Instructions for the task:
Restate all of the data exactly.

Source data:
★ ★ ★ ★

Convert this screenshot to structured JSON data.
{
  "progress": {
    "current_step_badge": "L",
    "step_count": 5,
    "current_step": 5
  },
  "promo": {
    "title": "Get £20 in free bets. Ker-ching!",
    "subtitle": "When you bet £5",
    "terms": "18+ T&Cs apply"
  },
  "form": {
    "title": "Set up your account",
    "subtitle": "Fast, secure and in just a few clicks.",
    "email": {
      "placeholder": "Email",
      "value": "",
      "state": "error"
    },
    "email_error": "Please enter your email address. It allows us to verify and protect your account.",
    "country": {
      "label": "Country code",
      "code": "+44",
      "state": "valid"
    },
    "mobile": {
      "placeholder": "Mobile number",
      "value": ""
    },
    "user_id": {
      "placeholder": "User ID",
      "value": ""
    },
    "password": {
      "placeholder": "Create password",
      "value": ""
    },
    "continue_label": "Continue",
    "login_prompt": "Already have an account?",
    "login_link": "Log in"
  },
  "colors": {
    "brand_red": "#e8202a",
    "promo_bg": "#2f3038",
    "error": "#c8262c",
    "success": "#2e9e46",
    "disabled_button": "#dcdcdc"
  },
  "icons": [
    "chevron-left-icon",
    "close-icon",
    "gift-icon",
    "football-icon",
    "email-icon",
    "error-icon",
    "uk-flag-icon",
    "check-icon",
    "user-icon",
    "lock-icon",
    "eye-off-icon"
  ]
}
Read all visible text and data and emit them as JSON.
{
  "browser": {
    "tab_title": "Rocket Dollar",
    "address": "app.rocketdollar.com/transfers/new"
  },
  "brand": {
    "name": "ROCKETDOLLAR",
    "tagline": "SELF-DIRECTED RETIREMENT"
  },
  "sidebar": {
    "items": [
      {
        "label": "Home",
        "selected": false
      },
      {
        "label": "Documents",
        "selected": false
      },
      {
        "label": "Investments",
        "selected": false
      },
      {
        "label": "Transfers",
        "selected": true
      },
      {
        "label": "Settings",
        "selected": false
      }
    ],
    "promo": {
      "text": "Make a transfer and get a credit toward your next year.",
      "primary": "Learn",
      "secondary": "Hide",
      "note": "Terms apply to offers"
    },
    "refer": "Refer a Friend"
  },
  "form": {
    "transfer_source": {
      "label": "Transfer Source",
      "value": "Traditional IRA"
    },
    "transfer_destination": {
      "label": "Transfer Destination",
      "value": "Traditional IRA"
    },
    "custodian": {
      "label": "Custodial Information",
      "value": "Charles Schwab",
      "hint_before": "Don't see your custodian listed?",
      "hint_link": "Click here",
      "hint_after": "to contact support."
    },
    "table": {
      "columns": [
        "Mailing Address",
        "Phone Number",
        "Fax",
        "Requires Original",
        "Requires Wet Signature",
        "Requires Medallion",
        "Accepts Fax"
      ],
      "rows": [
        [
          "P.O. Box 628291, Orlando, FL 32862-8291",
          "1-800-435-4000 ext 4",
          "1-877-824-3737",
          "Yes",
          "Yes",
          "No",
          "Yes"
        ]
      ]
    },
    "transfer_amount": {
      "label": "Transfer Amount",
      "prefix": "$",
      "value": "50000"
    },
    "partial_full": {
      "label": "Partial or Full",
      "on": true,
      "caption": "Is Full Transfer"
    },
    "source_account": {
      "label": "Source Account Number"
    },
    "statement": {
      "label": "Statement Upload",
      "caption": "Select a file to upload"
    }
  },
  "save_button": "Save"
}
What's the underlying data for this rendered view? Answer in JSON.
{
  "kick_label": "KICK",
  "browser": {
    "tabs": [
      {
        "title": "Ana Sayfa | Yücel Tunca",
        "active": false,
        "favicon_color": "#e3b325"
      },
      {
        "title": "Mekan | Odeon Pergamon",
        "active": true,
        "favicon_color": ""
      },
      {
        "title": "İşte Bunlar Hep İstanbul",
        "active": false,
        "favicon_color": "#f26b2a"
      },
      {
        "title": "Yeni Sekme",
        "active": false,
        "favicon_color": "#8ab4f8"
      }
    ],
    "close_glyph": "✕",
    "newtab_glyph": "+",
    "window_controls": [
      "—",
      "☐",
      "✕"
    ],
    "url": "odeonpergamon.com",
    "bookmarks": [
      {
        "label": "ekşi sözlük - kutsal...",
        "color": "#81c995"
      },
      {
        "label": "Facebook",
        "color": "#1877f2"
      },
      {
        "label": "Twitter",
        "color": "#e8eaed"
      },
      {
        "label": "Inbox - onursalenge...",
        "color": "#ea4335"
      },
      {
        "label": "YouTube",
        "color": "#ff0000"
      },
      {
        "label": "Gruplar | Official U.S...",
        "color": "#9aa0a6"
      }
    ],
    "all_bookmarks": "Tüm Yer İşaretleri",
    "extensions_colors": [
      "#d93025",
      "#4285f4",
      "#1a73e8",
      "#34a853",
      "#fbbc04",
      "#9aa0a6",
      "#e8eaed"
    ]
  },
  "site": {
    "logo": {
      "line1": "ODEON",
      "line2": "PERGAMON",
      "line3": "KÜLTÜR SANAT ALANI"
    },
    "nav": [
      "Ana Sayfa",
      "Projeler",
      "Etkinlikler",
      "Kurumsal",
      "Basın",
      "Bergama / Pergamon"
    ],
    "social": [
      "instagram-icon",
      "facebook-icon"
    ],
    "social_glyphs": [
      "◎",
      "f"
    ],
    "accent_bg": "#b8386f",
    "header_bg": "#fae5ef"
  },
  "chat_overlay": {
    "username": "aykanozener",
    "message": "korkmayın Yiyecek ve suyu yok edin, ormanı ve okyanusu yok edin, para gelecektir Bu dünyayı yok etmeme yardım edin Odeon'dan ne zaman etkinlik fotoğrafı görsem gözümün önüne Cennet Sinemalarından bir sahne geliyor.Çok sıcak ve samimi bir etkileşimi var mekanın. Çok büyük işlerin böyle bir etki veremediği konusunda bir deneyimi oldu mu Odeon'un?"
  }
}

★ ★ ★ ★

Exercise result:
Convert this screenshot to structured JSON data.
{
  "progress": {
    "current_step_badge": "L",
    "step_count": 5,
    "current_step": 5
  },
  "promo": {
    "title": "Get £20 in free bets. Ker-ching!",
    "subtitle": "When you bet £5",
    "terms": "18+ T&Cs apply"
  },
  "form": {
    "title": "Set up your account",
    "subtitle": "Fast, secure and in just a few clicks.",
    "email": {
      "placeholder": "Email",
      "value": "",
      "state": "error"
    },
    "email_error": "Please enter your email address. It allows us to verify and protect your account.",
    "country": {
      "label": "Country code",
      "code": "+44",
      "state": "valid"
    },
    "mobile": {
      "placeholder": "Mobile number",
      "value": ""
    },
    "user_id": {
      "placeholder": "User ID",
      "value": ""
    },
    "password": {
      "placeholder": "Create password",
      "value": ""
    },
    "continue_label": "Continue",
    "login_prompt": "Already have an account?",
    "login_link": "Log in"
  },
  "colors": {
    "brand_red": "#e8202a",
    "promo_bg": "#2f3038",
    "error": "#c8262c",
    "success": "#2e9e46",
    "disabled_button": "#dcdcdc"
  },
  "icons": [
    "chevron-left-icon",
    "close-icon",
    "gift-icon",
    "football-icon",
    "email-icon",
    "error-icon",
    "uk-flag-icon",
    "check-icon",
    "user-icon",
    "lock-icon",
    "eye-off-icon"
  ]
}
Read all visible text and data and emit them as JSON.
{
  "browser": {
    "tab_title": "Rocket Dollar",
    "address": "app.rocketdollar.com/transfers/new"
  },
  "brand": {
    "name": "ROCKETDOLLAR",
    "tagline": "SELF-DIRECTED RETIREMENT"
  },
  "sidebar": {
    "items": [
      {
        "label": "Home",
        "selected": false
      },
      {
        "label": "Documents",
        "selected": false
      },
      {
        "label": "Investments",
        "selected": false
      },
      {
        "label": "Transfers",
        "selected": true
      },
      {
        "label": "Settings",
        "selected": false
      }
    ],
    "promo": {
      "text": "Make a transfer and get a credit toward your next year.",
      "primary": "Learn",
      "secondary": "Hide",
      "note": "Terms apply to offers"
    },
    "refer": "Refer a Friend"
  },
  "form": {
    "transfer_source": {
      "label": "Transfer Source",
      "value": "Traditional IRA"
    },
    "transfer_destination": {
      "label": "Transfer Destination",
      "value": "Traditional IRA"
    },
    "custodian": {
      "label": "Custodial Information",
      "value": "Charles Schwab",
      "hint_before": "Don't see your custodian listed?",
      "hint_link": "Click here",
      "hint_after": "to contact support."
    },
    "table": {
      "columns": [
        "Mailing Address",
        "Phone Number",
        "Fax",
        "Requires Original",
        "Requires Wet Signature",
        "Requires Medallion",
        "Accepts Fax"
      ],
      "rows": [
        [
          "P.O. Box 628291, Orlando, FL 32862-8291",
          "1-800-435-4000 ext 4",
          "1-877-824-3737",
          "Yes",
          "Yes",
          "No",
          "Yes"
        ]
      ]
    },
    "transfer_amount": {
      "label": "Transfer Amount",
      "prefix": "$",
      "value": "50000"
    },
    "partial_full": {
      "label": "Partial or Full",
      "on": true,
      "caption": "Is Full Transfer"
    },
    "source_account": {
      "label": "Source Account Number"
    },
    "statement": {
      "label": "Statement Upload",
      "caption": "Select a file to upload"
    }
  },
  "save_button": "Save"
}
What's the underlying data for this rendered view? Answer in JSON.
{
  "kick_label": "KICK",
  "browser": {
    "tabs": [
      {
        "title": "Ana Sayfa | Yücel Tunca",
        "active": false,
        "favicon_color": "#e3b325"
      },
      {
        "title": "Mekan | Odeon Pergamon",
        "active": true,
        "favicon_color": ""
      },
      {
        "title": "İşte Bunlar Hep İstanbul",
        "active": false,
        "favicon_color": "#f26b2a"
      },
      {
        "title": "Yeni Sekme",
        "active": false,
        "favicon_color": "#8ab4f8"
      }
    ],
    "close_glyph": "✕",
    "newtab_glyph": "+",
    "window_controls": [
      "—",
      "☐",
      "✕"
    ],
    "url": "odeonpergamon.com",
    "bookmarks": [
      {
        "label": "ekşi sözlük - kutsal...",
        "color": "#81c995"
      },
      {
        "label": "Facebook",
        "color": "#1877f2"
      },
      {
        "label": "Twitter",
        "color": "#e8eaed"
      },
      {
        "label": "Inbox - onursalenge...",
        "color": "#ea4335"
      },
      {
        "label": "YouTube",
        "color": "#ff0000"
      },
      {
        "label": "Gruplar | Official U.S...",
        "color": "#9aa0a6"
      }
    ],
    "all_bookmarks": "Tüm Yer İşaretleri",
    "extensions_colors": [
      "#d93025",
      "#4285f4",
      "#1a73e8",
      "#34a853",
      "#fbbc04",
      "#9aa0a6",
      "#e8eaed"
    ]
  },
  "site": {
    "logo": {
      "line1": "ODEON",
      "line2": "PERGAMON",
      "line3": "KÜLTÜR SANAT ALANI"
    },
    "nav": [
      "Ana Sayfa",
      "Projeler",
      "Etkinlikler",
      "Kurumsal",
      "Basın",
      "Bergama / Pergamon"
    ],
    "social": [
      "instagram-icon",
      "facebook-icon"
    ],
    "social_glyphs": [
      "◎",
      "f"
    ],
    "accent_bg": "#b8386f",
    "header_bg": "#fae5ef"
  },
  "chat_overlay": {
    "username": "aykanozener",
    "message": "korkmayın Yiyecek ve suyu yok edin, ormanı ve okyanusu yok edin, para gelecektir Bu dünyayı yok etmeme yardım edin Odeon'dan ne zaman etkinlik fotoğrafı görsem gözümün önüne Cennet Sinemalarından bir sahne geliyor.Çok sıcak ve samimi bir etkileşimi var mekanın. Çok büyük işlerin böyle bir etki veremediği konusunda bir deneyimi oldu mu Odeon'un?"
  }
}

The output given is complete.